Given request: The listing must be reproduced in full, exactly as it stands.

☆ ☆ ☆ ☆ ☆ ☆ ☆

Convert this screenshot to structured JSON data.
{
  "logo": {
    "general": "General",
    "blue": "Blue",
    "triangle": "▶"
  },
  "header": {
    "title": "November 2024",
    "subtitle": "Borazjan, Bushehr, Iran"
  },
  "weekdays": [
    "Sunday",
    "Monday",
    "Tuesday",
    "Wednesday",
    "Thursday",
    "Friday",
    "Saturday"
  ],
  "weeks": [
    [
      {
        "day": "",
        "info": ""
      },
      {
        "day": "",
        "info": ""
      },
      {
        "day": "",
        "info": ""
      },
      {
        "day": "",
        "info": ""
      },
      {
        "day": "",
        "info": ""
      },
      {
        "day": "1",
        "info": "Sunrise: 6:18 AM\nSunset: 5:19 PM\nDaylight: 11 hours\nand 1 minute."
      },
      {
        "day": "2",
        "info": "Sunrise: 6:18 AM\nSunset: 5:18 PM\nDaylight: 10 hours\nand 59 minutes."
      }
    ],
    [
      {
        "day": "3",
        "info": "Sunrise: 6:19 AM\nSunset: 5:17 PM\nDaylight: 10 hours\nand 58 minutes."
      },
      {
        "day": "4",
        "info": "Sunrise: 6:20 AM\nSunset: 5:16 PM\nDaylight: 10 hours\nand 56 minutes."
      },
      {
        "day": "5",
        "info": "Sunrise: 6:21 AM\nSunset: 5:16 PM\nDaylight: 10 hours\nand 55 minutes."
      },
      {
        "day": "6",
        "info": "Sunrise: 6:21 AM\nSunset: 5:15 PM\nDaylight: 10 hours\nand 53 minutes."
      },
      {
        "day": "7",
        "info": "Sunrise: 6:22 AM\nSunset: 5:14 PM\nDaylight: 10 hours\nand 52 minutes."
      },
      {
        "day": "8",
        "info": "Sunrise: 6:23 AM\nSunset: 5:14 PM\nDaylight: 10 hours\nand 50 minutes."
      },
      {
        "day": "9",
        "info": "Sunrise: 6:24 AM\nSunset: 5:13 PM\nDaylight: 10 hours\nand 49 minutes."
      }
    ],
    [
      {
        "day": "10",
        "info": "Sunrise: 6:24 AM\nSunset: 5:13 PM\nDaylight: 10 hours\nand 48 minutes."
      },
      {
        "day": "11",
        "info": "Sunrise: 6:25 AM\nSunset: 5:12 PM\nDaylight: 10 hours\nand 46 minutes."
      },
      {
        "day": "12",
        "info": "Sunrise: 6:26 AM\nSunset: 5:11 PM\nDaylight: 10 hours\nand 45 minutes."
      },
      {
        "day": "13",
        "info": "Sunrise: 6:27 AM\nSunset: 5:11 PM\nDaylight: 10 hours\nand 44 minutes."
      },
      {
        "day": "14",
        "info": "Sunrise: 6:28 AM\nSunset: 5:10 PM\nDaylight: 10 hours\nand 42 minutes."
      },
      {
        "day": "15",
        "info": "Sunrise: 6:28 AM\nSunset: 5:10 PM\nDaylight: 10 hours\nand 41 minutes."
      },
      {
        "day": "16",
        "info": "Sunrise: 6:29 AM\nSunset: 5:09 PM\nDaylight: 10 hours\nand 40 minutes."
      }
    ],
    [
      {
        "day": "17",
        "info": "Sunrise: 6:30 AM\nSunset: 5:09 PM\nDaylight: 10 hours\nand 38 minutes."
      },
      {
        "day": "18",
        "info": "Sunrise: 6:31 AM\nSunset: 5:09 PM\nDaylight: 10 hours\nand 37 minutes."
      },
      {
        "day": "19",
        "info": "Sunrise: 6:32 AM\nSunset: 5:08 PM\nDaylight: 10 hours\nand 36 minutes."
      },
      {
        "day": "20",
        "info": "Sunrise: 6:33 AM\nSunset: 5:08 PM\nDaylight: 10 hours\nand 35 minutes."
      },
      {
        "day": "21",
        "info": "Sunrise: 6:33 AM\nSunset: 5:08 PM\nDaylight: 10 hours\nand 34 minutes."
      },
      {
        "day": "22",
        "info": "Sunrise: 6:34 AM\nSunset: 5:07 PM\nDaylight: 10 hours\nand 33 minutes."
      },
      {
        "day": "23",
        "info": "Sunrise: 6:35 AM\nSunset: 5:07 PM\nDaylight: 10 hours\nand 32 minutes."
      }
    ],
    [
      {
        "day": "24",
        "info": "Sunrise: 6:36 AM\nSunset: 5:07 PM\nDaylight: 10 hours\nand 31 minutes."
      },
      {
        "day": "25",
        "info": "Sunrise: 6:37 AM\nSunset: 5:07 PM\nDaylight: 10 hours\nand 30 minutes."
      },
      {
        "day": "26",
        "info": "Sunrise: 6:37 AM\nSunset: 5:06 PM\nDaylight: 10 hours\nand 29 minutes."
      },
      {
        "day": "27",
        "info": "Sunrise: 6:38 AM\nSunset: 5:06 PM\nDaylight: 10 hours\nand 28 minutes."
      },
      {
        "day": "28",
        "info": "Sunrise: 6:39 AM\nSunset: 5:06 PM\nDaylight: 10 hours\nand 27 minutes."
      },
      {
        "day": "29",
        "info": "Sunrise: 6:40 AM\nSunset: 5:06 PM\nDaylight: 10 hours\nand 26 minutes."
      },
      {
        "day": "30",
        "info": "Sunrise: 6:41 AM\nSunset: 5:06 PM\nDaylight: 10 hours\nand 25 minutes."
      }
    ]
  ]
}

☆ ☆ ☆ ☆ ☆ ☆ ☆

Reply to the exercise:
Convert this screenshot to structured JSON data.
{
  "logo": {
    "general": "General",
    "blue": "Blue",
    "triangle": "▶"
  },
  "header": {
    "title": "November 2024",
    "subtitle": "Borazjan, Bushehr, Iran"
  },
  "weekdays": [
    "Sunday",
    "Monday",
    "Tuesday",
    "Wednesday",
    "Thursday",
    "Friday",
    "Saturday"
  ],
  "weeks": [
    [
      {
        "day": "",
        "info": ""
      },
      {
        "day": "",
        "info": ""
      },
      {
        "day": "",
        "info": ""
      },
      {
        "day": "",
        "info": ""
      },
      {
        "day": "",
        "info": ""
      },
      {
        "day": "1",
        "info": "Sunrise: 6:18 AM\nSunset: 5:19 PM\nDaylight: 11 hours\nand 1 minute."
      },
      {
        "day": "2",
        "info": "Sunrise: 6:18 AM\nSunset: 5:18 PM\nDaylight: 10 hours\nand 59 minutes."
      }
    ],
    [
      {
        "day": "3",
        "info": "Sunrise: 6:19 AM\nSunset: 5:17 PM\nDaylight: 10 hours\nand 58 minutes."
      },
      {
        "day": "4",
        "info": "Sunrise: 6:20 AM\nSunset: 5:16 PM\nDaylight: 10 hours\nand 56 minutes."
      },
      {
        "day": "5",
        "info": "Sunrise: 6:21 AM\nSunset: 5:16 PM\nDaylight: 10 hours\nand 55 minutes."
      },
      {
        "day": "6",
        "info": "Sunrise: 6:21 AM\nSunset: 5:15 PM\nDaylight: 10 hours\nand 53 minutes."
      },
      {
        "day": "7",
        "info": "Sunrise: 6:22 AM\nSunset: 5:14 PM\nDaylight: 10 hours\nand 52 minutes."
      },
      {
        "day": "8",
        "info": "Sunrise: 6:23 AM\nSunset: 5:14 PM\nDaylight: 10 hours\nand 50 minutes."
      },
      {
        "day": "9",
        "info": "Sunrise: 6:24 AM\nSunset: 5:13 PM\nDaylight: 10 hours\nand 49 minutes."
      }
    ],
    [
      {
        "day": "10",
        "info": "Sunrise: 6:24 AM\nSunset: 5:13 PM\nDaylight: 10 hours\nand 48 minutes."
      },
      {
        "day": "11",
        "info": "Sunrise: 6:25 AM\nSunset: 5:12 PM\nDaylight: 10 hours\nand 46 minutes."
      },
      {
        "day": "12",
        "info": "Sunrise: 6:26 AM\nSunset: 5:11 PM\nDaylight: 10 hours\nand 45 minutes."
      },
      {
        "day": "13",
        "info": "Sunrise: 6:27 AM\nSunset: 5:11 PM\nDaylight: 10 hours\nand 44 minutes."
      },
      {
        "day": "14",
        "info": "Sunrise: 6:28 AM\nSunset: 5:10 PM\nDaylight: 10 hours\nand 42 minutes."
      },
      {
        "day": "15",
        "info": "Sunrise: 6:28 AM\nSunset: 5:10 PM\nDaylight: 10 hours\nand 41 minutes."
      },
      {
        "day": "16",
        "info": "Sunrise: 6:29 AM\nSunset: 5:09 PM\nDaylight: 10 hours\nand 40 minutes."
      }
    ],
    [
      {
        "day": "17",
        "info": "Sunrise: 6:30 AM\nSunset: 5:09 PM\nDaylight: 10 hours\nand 38 minutes."
      },
      {
        "day": "18",
        "info": "Sunrise: 6:31 AM\nSunset: 5:09 PM\nDaylight: 10 hours\nand 37 minutes."
      },
      {
        "day": "19",
        "info": "Sunrise: 6:32 AM\nSunset: 5:08 PM\nDaylight: 10 hours\nand 36 minutes."
      },
      {
        "day": "20",
        "info": "Sunrise: 6:33 AM\nSunset: 5:08 PM\nDaylight: 10 hours\nand 35 minutes."
      },
      {
        "day": "21",
        "info": "Sunrise: 6:33 AM\nSunset: 5:08 PM\nDaylight: 10 hours\nand 34 minutes."
      },
      {
        "day": "22",
        "info": "Sunrise: 6:34 AM\nSunset: 5:07 PM\nDaylight: 10 hours\nand 33 minutes."
      },
      {
        "day": "23",
        "info": "Sunrise: 6:35 AM\nSunset: 5:07 PM\nDaylight: 10 hours\nand 32 minutes."
      }
    ],
    [
      {
        "day": "24",
        "info": "Sunrise: 6:36 AM\nSunset: 5:07 PM\nDaylight: 10 hours\nand 31 minutes."
      },
      {
        "day": "25",
        "info": "Sunrise: 6:37 AM\nSunset: 5:07 PM\nDaylight: 10 hours\nand 30 minutes."
      },
      {
        "day": "26",
        "info": "Sunrise: 6:37 AM\nSunset: 5:06 PM\nDaylight: 10 hours\nand 29 minutes."
      },
      {
        "day": "27",
        "info": "Sunrise: 6:38 AM\nSunset: 5:06 PM\nDaylight: 10 hours\nand 28 minutes."
      },
      {
        "day": "28",
        "info": "Sunrise: 6:39 AM\nSunset: 5:06 PM\nDaylight: 10 hours\nand 27 minutes."
      },
      {
        "day": "29",
        "info": "Sunrise: 6:40 AM\nSunset: 5:06 PM\nDaylight: 10 hours\nand 26 minutes."
      },
      {
        "day": "30",
        "info": "Sunrise: 6:41 AM\nSunset: 5:06 PM\nDaylight: 10 hours\nand 25 minutes."
      }
    ]
  ]
}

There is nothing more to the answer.